-- Begin --
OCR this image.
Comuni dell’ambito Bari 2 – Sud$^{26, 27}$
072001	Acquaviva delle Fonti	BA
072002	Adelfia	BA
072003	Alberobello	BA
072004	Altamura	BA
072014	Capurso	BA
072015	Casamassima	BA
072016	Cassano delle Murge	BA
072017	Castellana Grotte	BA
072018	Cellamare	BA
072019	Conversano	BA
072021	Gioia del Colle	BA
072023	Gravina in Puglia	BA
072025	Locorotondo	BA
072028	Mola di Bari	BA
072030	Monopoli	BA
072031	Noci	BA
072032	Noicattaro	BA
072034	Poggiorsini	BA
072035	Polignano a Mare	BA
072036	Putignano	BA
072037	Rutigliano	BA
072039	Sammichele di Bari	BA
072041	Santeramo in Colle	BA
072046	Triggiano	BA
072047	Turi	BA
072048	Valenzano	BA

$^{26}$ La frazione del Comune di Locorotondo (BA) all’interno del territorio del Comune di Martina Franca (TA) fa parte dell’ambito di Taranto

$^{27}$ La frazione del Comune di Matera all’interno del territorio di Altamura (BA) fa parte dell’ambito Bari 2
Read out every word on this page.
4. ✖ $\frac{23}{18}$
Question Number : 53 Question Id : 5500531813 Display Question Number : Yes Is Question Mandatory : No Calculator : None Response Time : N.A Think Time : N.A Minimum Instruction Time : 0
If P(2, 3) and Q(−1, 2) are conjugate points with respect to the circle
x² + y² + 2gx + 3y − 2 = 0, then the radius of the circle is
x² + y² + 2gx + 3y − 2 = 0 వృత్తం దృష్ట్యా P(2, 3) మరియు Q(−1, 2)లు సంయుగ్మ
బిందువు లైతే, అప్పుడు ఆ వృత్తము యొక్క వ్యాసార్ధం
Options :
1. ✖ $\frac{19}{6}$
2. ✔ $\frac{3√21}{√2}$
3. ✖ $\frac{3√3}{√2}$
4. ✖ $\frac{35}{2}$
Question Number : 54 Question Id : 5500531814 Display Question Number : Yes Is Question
-- End --
> [Task directions]: Give the data again, exactly as it stands.

> [The result]:
OCR this image.
Comuni dell’ambito Bari 2 – Sud$^{26, 27}$
072001	Acquaviva delle Fonti	BA
072002	Adelfia	BA
072003	Alberobello	BA
072004	Altamura	BA
072014	Capurso	BA
072015	Casamassima	BA
072016	Cassano delle Murge	BA
072017	Castellana Grotte	BA
072018	Cellamare	BA
072019	Conversano	BA
072021	Gioia del Colle	BA
072023	Gravina in Puglia	BA
072025	Locorotondo	BA
072028	Mola di Bari	BA
072030	Monopoli	BA
072031	Noci	BA
072032	Noicattaro	BA
072034	Poggiorsini	BA
072035	Polignano a Mare	BA
072036	Putignano	BA
072037	Rutigliano	BA
072039	Sammichele di Bari	BA
072041	Santeramo in Colle	BA
072046	Triggiano	BA
072047	Turi	BA
072048	Valenzano	BA

$^{26}$ La frazione del Comune di Locorotondo (BA) all’interno del territorio del Comune di Martina Franca (TA) fa parte dell’ambito di Taranto

$^{27}$ La frazione del Comune di Matera all’interno del territorio di Altamura (BA) fa parte dell’ambito Bari 2
Read out every word on this page.
4. ✖ $\frac{23}{18}$
Question Number : 53 Question Id : 5500531813 Display Question Number : Yes Is Question Mandatory : No Calculator : None Response Time : N.A Think Time : N.A Minimum Instruction Time : 0
If P(2, 3) and Q(−1, 2) are conjugate points with respect to the circle
x² + y² + 2gx + 3y − 2 = 0, then the radius of the circle is
x² + y² + 2gx + 3y − 2 = 0 వృత్తం దృష్ట్యా P(2, 3) మరియు Q(−1, 2)లు సంయుగ్మ
బిందువు లైతే, అప్పుడు ఆ వృత్తము యొక్క వ్యాసార్ధం
Options :
1. ✖ $\frac{19}{6}$
2. ✔ $\frac{3√21}{√2}$
3. ✖ $\frac{3√3}{√2}$
4. ✖ $\frac{35}{2}$
Question Number : 54 Question Id : 5500531814 Display Question Number : Yes Is Question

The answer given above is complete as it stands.